EXCERPTED RECORDS start

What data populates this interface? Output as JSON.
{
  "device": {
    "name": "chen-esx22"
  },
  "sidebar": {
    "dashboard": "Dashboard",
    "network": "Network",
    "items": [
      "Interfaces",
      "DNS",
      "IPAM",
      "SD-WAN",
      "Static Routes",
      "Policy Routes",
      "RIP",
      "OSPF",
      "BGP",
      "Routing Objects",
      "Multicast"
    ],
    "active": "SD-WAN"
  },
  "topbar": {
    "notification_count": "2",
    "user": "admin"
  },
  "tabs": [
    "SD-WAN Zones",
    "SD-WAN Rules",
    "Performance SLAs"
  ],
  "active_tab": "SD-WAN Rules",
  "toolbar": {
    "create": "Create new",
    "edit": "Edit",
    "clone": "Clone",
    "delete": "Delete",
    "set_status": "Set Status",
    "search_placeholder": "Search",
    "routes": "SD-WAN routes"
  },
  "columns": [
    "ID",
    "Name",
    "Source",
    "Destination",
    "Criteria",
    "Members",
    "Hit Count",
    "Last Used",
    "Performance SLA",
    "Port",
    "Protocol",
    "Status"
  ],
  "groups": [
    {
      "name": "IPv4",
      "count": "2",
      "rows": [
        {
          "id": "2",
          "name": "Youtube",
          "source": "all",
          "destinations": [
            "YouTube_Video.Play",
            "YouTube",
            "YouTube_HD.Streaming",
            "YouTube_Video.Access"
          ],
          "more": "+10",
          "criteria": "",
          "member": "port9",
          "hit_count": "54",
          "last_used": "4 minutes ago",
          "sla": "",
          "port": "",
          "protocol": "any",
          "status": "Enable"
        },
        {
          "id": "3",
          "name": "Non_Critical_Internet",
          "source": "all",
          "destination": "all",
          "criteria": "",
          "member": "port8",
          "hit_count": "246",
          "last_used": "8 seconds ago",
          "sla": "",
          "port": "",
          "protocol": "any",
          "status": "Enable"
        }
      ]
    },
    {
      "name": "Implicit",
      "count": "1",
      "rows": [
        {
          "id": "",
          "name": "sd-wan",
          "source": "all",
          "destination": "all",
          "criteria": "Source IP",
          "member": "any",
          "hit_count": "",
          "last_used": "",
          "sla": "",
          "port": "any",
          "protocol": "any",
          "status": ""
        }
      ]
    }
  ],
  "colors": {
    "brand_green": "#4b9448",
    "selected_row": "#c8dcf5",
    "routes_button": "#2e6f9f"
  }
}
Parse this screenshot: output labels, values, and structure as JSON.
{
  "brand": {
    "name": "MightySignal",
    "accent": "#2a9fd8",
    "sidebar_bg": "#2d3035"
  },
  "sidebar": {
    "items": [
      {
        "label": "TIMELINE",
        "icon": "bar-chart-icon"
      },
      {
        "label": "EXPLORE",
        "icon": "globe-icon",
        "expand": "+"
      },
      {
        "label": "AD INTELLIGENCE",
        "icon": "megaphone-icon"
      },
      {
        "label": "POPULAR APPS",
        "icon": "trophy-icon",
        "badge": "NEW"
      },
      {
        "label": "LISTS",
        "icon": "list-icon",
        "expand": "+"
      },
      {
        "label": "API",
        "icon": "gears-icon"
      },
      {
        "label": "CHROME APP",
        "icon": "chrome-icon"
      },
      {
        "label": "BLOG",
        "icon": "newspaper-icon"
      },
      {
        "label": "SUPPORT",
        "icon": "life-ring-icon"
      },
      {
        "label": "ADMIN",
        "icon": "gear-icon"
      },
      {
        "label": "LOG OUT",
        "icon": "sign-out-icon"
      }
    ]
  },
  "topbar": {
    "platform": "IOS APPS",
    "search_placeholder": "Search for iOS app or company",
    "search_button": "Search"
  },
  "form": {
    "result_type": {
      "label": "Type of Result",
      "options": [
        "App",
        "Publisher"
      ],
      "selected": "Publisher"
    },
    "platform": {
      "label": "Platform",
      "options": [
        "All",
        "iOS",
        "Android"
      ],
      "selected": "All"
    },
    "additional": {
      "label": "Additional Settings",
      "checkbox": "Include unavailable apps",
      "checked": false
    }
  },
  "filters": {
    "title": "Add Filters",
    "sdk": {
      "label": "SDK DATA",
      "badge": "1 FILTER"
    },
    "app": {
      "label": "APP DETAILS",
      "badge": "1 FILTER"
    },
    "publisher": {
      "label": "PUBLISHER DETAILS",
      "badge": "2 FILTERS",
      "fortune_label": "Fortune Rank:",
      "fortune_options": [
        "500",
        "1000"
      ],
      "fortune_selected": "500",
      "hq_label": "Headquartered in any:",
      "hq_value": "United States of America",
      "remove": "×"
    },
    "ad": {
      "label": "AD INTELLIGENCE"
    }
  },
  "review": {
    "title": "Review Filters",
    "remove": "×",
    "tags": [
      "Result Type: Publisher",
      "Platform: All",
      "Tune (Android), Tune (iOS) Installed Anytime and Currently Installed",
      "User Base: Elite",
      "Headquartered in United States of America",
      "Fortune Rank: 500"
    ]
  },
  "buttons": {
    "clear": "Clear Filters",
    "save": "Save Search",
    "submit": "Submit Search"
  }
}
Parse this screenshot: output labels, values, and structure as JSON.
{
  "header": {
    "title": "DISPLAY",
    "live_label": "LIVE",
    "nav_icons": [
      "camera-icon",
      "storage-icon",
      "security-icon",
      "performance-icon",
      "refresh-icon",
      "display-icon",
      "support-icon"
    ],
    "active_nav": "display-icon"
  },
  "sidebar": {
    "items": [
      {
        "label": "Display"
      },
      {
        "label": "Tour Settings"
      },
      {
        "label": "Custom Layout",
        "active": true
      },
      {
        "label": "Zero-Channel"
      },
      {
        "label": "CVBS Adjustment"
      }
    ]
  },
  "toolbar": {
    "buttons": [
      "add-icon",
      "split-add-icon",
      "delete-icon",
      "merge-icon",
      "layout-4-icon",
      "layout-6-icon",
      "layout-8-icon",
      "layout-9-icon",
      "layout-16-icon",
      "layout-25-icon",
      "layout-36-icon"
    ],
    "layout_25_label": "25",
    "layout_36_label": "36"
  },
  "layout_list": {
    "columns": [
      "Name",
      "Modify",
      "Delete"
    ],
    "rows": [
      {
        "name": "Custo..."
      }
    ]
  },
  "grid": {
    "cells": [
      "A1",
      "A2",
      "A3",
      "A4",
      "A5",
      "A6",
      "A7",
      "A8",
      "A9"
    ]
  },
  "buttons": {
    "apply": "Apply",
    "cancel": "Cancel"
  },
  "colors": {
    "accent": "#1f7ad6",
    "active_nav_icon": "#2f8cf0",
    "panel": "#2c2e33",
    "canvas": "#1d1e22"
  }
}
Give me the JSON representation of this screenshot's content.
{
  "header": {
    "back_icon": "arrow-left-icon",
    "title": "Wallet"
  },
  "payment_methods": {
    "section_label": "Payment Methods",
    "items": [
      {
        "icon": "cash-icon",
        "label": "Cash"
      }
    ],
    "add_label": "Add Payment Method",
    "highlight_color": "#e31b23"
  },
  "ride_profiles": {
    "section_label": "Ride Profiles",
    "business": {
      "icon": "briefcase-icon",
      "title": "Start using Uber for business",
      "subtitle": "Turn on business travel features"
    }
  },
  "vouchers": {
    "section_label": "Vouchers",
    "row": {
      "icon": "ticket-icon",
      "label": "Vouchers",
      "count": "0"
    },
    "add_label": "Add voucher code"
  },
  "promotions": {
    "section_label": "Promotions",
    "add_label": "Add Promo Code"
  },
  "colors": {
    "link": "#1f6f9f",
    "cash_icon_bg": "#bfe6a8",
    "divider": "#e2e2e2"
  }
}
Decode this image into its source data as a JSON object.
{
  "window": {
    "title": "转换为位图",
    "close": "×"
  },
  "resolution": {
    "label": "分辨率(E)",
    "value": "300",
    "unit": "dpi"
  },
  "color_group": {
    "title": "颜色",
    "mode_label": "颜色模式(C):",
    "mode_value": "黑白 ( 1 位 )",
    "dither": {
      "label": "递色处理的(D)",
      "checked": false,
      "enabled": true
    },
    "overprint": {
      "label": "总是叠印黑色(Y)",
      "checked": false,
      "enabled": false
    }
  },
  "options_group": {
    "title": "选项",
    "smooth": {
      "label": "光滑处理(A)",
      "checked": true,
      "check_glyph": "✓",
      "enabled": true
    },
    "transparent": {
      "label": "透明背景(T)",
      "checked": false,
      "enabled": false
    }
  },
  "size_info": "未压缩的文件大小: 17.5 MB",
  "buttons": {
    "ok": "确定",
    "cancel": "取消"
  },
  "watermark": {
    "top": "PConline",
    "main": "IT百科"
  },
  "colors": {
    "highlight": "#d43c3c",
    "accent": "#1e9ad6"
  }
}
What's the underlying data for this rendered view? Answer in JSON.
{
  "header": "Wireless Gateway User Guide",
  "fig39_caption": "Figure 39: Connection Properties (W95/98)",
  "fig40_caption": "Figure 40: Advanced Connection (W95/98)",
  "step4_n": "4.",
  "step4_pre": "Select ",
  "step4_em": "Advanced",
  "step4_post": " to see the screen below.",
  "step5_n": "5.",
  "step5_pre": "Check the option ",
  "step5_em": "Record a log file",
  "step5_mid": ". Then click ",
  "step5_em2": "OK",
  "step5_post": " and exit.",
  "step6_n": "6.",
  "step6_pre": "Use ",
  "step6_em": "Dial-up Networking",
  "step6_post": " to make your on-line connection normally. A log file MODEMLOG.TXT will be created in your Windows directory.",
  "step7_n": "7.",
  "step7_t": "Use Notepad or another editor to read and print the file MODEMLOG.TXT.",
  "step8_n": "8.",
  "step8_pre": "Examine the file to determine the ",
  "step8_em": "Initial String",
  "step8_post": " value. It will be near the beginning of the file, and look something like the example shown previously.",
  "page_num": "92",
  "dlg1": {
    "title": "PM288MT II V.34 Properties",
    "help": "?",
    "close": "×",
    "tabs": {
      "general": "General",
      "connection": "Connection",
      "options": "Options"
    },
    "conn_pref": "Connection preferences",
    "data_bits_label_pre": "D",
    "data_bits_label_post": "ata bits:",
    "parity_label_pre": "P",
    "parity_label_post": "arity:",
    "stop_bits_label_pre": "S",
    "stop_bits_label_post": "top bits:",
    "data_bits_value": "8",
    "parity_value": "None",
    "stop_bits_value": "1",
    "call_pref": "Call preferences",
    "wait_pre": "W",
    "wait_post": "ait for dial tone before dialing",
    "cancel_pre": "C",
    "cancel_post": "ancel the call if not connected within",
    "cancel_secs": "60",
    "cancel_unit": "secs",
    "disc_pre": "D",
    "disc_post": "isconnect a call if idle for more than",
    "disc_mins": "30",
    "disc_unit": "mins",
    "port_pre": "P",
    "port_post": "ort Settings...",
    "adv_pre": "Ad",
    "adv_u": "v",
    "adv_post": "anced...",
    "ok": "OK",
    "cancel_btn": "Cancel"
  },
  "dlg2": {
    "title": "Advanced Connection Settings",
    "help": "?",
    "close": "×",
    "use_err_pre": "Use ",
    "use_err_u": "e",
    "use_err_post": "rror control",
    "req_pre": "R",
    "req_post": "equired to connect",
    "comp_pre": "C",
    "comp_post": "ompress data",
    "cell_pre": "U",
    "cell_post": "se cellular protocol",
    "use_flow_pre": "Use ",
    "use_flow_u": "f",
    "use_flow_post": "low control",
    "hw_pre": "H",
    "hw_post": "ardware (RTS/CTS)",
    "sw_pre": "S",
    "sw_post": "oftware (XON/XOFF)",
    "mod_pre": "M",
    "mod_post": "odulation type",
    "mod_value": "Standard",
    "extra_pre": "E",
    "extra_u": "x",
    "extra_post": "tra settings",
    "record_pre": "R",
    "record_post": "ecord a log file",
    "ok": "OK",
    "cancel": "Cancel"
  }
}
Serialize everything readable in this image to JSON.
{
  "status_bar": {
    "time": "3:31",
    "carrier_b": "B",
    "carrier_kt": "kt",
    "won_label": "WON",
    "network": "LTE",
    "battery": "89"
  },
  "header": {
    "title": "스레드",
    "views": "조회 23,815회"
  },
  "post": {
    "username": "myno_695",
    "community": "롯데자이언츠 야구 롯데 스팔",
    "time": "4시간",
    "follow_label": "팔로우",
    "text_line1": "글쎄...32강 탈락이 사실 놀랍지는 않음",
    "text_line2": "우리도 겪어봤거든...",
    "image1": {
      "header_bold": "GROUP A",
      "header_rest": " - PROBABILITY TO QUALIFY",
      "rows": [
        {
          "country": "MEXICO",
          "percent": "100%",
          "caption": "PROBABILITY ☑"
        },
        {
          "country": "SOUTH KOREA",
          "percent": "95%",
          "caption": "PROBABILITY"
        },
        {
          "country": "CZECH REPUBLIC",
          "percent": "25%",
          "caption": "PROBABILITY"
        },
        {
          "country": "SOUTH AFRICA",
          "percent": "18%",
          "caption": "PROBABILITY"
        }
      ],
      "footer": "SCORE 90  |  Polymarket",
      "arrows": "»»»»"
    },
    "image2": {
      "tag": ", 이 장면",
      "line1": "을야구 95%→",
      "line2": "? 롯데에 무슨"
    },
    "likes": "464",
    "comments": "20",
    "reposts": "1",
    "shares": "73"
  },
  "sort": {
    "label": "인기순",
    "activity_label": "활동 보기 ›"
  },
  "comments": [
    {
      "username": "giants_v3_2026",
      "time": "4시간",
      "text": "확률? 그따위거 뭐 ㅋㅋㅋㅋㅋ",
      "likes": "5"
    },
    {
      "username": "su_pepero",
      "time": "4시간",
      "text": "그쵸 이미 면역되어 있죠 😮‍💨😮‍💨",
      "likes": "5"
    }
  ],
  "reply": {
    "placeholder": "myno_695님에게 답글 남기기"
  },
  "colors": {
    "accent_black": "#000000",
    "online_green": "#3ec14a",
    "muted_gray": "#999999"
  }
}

EXCERPTED RECORDS end

▶ TASK TO CARRY OUT
Copy each line of the listing that holds the word "Advanced".

▶ REPLY
  "fig40_caption": "Figure 40: Advanced Connection (W95/98)",
  "step4_em": "Advanced",
    "title": "Advanced Connection Settings",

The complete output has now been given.